─── EXERCISE INPUTS

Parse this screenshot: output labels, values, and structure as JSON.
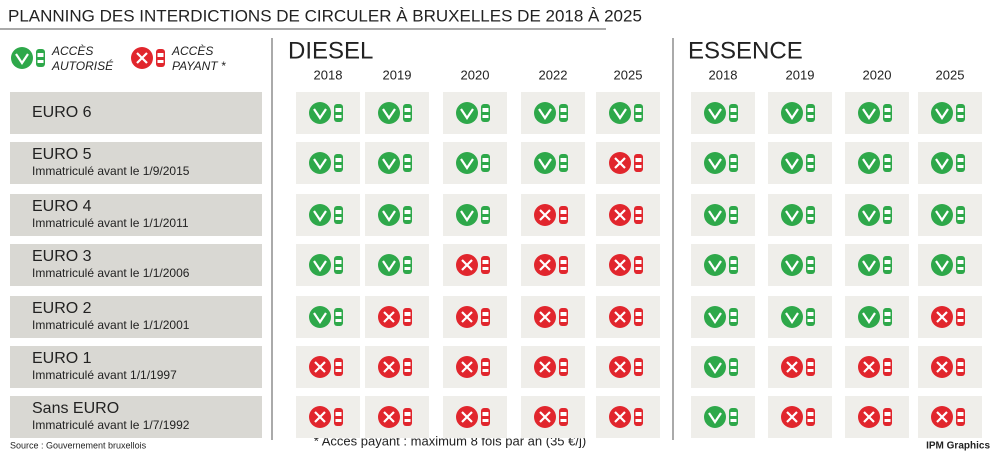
{
  "header": {
    "title": "PLANNING DES INTERDICTIONS DE CIRCULER À BRUXELLES DE 2018 À 2025"
  },
  "legend": [
    {
      "lines": [
        "ACCÈS",
        "AUTORISÉ"
      ]
    },
    {
      "lines": [
        "ACCÈS",
        "PAYANT *"
      ]
    }
  ],
  "groups": [
    {
      "title": "DIESEL",
      "years": [
        "2018",
        "2019",
        "2020",
        "2022",
        "2025"
      ]
    },
    {
      "title": "ESSENCE",
      "years": [
        "2018",
        "2019",
        "2020",
        "2025"
      ]
    }
  ],
  "rows": [
    {
      "label": "EURO 6",
      "sub": null,
      "access": [
        [
          true,
          true,
          true,
          true,
          true
        ],
        [
          true,
          true,
          true,
          true
        ]
      ]
    },
    {
      "label": "EURO 5",
      "sub": "Immatriculé avant le 1/9/2015",
      "access": [
        [
          true,
          true,
          true,
          true,
          false
        ],
        [
          true,
          true,
          true,
          true
        ]
      ]
    },
    {
      "label": "EURO 4",
      "sub": "Immatriculé avant le 1/1/2011",
      "access": [
        [
          true,
          true,
          true,
          false,
          false
        ],
        [
          true,
          true,
          true,
          true
        ]
      ]
    },
    {
      "label": "EURO 3",
      "sub": "Immatriculé avant le 1/1/2006",
      "access": [
        [
          true,
          true,
          false,
          false,
          false
        ],
        [
          true,
          true,
          true,
          true
        ]
      ]
    },
    {
      "label": "EURO 2",
      "sub": "Immatriculé avant le 1/1/2001",
      "access": [
        [
          true,
          false,
          false,
          false,
          false
        ],
        [
          true,
          true,
          true,
          false
        ]
      ]
    },
    {
      "label": "EURO 1",
      "sub": "Immatriculé avant 1/1/1997",
      "access": [
        [
          false,
          false,
          false,
          false,
          false
        ],
        [
          true,
          false,
          false,
          false
        ]
      ]
    },
    {
      "label": "Sans EURO",
      "sub": "Immatriculé avant le 1/7/1992",
      "access": [
        [
          false,
          false,
          false,
          false,
          false
        ],
        [
          true,
          false,
          false,
          false
        ]
      ]
    }
  ],
  "footer": {
    "source": "Source : Gouvernement bruxellois",
    "note": "* Accès payant : maximum 8 fois par an (35 €/j)",
    "brand": "IPM Graphics"
  }
}
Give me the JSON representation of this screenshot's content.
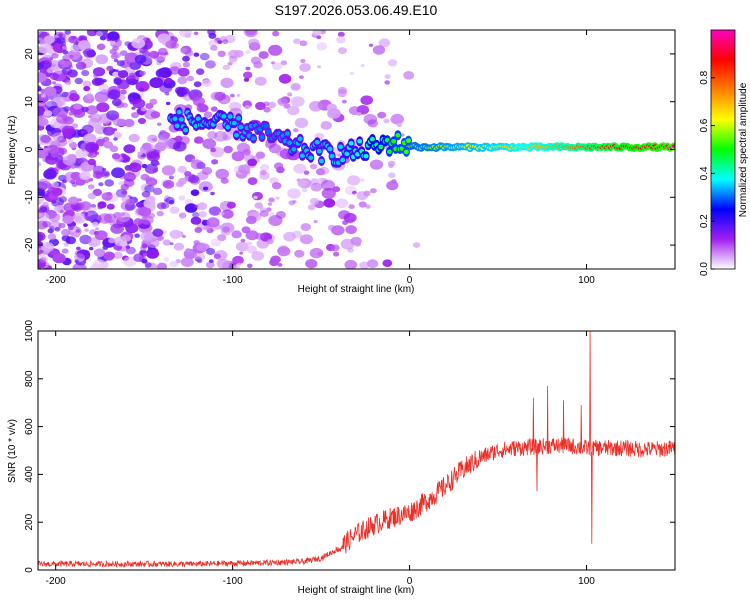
{
  "chart_data": [
    {
      "type": "heatmap",
      "title": "S197.2026.053.06.49.E10",
      "xlabel": "Height of straight line (km)",
      "ylabel": "Frequency (Hz)",
      "xlim": [
        -210,
        150
      ],
      "ylim": [
        -25,
        25
      ],
      "xticks": [
        -200,
        -100,
        0,
        100
      ],
      "xtick_labels": [
        "-200",
        "-100",
        "0",
        "100"
      ],
      "yticks": [
        -20,
        -10,
        0,
        10,
        20
      ],
      "ytick_labels": [
        "-20",
        "-10",
        "0",
        "10",
        "20"
      ],
      "colorbar": {
        "label": "Normalized spectral amplitude",
        "range": [
          0,
          1
        ],
        "ticks": [
          0.0,
          0.2,
          0.4,
          0.6,
          0.8
        ],
        "tick_labels": [
          "0.0",
          "0.2",
          "0.4",
          "0.6",
          "0.8"
        ],
        "colors": [
          "#ffffff",
          "#a020f0",
          "#0000ff",
          "#00ffff",
          "#00ff00",
          "#ffff00",
          "#ff7f00",
          "#ff0000",
          "#ff00c0"
        ]
      },
      "description_points": {
        "noise_region_x": [
          -210,
          -40
        ],
        "trace": [
          {
            "x": -125,
            "f": 6,
            "amp": 0.35
          },
          {
            "x": -100,
            "f": 5,
            "amp": 0.35
          },
          {
            "x": -80,
            "f": 3,
            "amp": 0.3
          },
          {
            "x": -60,
            "f": 0,
            "amp": 0.35
          },
          {
            "x": -40,
            "f": -1,
            "amp": 0.35
          },
          {
            "x": -25,
            "f": 0,
            "amp": 0.4
          },
          {
            "x": -10,
            "f": 1.5,
            "amp": 0.5
          },
          {
            "x": 5,
            "f": 0.5,
            "amp": 0.55
          },
          {
            "x": 25,
            "f": 0.5,
            "amp": 0.6
          },
          {
            "x": 50,
            "f": 0.5,
            "amp": 0.65
          },
          {
            "x": 75,
            "f": 0.5,
            "amp": 0.7
          },
          {
            "x": 100,
            "f": 0.5,
            "amp": 0.8
          },
          {
            "x": 125,
            "f": 0.5,
            "amp": 0.9
          },
          {
            "x": 150,
            "f": 0.5,
            "amp": 0.95
          }
        ]
      }
    },
    {
      "type": "line",
      "xlabel": "Height of straight line (km)",
      "ylabel": "SNR (10 * v/v)",
      "xlim": [
        -210,
        150
      ],
      "ylim": [
        0,
        1000
      ],
      "xticks": [
        -200,
        -100,
        0,
        100
      ],
      "xtick_labels": [
        "-200",
        "-100",
        "0",
        "100"
      ],
      "yticks": [
        0,
        200,
        400,
        600,
        800,
        1000
      ],
      "ytick_labels": [
        "0",
        "200",
        "400",
        "600",
        "800",
        "1000"
      ],
      "color": "#e8312a",
      "series": [
        {
          "name": "SNR",
          "x": [
            -210,
            -180,
            -150,
            -120,
            -100,
            -80,
            -60,
            -50,
            -40,
            -30,
            -20,
            -10,
            0,
            10,
            20,
            30,
            40,
            50,
            60,
            70,
            80,
            90,
            100,
            110,
            120,
            130,
            140,
            150
          ],
          "values": [
            25,
            25,
            25,
            25,
            28,
            30,
            35,
            50,
            90,
            150,
            190,
            220,
            240,
            290,
            350,
            420,
            470,
            500,
            510,
            515,
            520,
            520,
            510,
            510,
            510,
            505,
            505,
            510
          ]
        }
      ],
      "spikes": [
        {
          "x": 70,
          "value": 720
        },
        {
          "x": 72,
          "value": 330
        },
        {
          "x": 78,
          "value": 770
        },
        {
          "x": 87,
          "value": 710
        },
        {
          "x": 97,
          "value": 690
        },
        {
          "x": 102,
          "value": 1000
        },
        {
          "x": 103,
          "value": 110
        }
      ]
    }
  ]
}
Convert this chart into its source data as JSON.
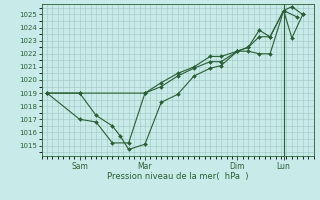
{
  "bg_color": "#c8eae8",
  "plot_bg_color": "#c8eae8",
  "grid_color": "#a0c8c4",
  "line_color": "#2a5e35",
  "marker_color": "#2a5e35",
  "xlabel": "Pression niveau de la mer(  hPa  )",
  "xlabel_color": "#2a5e35",
  "tick_label_color": "#2a5e35",
  "xtick_labels": [
    "Sam",
    "Mar",
    "Dim",
    "Lun"
  ],
  "xtick_positions": [
    0.14,
    0.38,
    0.72,
    0.89
  ],
  "ylim": [
    1014.2,
    1025.8
  ],
  "yticks": [
    1015,
    1016,
    1017,
    1018,
    1019,
    1020,
    1021,
    1022,
    1023,
    1024,
    1025
  ],
  "xlim": [
    0.0,
    1.0
  ],
  "vline_x": 0.89,
  "series": [
    {
      "x": [
        0.02,
        0.14,
        0.2,
        0.26,
        0.29,
        0.32,
        0.38,
        0.44,
        0.5,
        0.56,
        0.62,
        0.66,
        0.72,
        0.76,
        0.8,
        0.84,
        0.89,
        0.92,
        0.96
      ],
      "y": [
        1019.0,
        1019.0,
        1017.3,
        1016.5,
        1015.7,
        1014.7,
        1015.1,
        1018.3,
        1018.9,
        1020.3,
        1020.9,
        1021.1,
        1022.2,
        1022.2,
        1022.0,
        1022.0,
        1025.3,
        1025.6,
        1025.0
      ]
    },
    {
      "x": [
        0.02,
        0.14,
        0.2,
        0.26,
        0.32,
        0.38,
        0.44,
        0.5,
        0.56,
        0.62,
        0.66,
        0.72,
        0.76,
        0.8,
        0.84,
        0.89,
        0.92,
        0.96
      ],
      "y": [
        1019.0,
        1017.0,
        1016.8,
        1015.2,
        1015.2,
        1019.0,
        1019.5,
        1020.3,
        1020.9,
        1021.4,
        1021.4,
        1022.2,
        1022.5,
        1023.3,
        1023.3,
        1025.3,
        1023.2,
        1025.0
      ]
    },
    {
      "x": [
        0.02,
        0.14,
        0.38,
        0.44,
        0.5,
        0.56,
        0.62,
        0.66,
        0.72,
        0.76,
        0.8,
        0.84,
        0.89,
        0.94
      ],
      "y": [
        1019.0,
        1019.0,
        1019.0,
        1019.8,
        1020.5,
        1021.0,
        1021.8,
        1021.8,
        1022.2,
        1022.5,
        1023.8,
        1023.3,
        1025.3,
        1024.8
      ]
    }
  ]
}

──────

▶ **TASK**
Exactly how many lines contain "EURO"? State the number and nothing else.

▶ **CORRECT OUTPUT**
7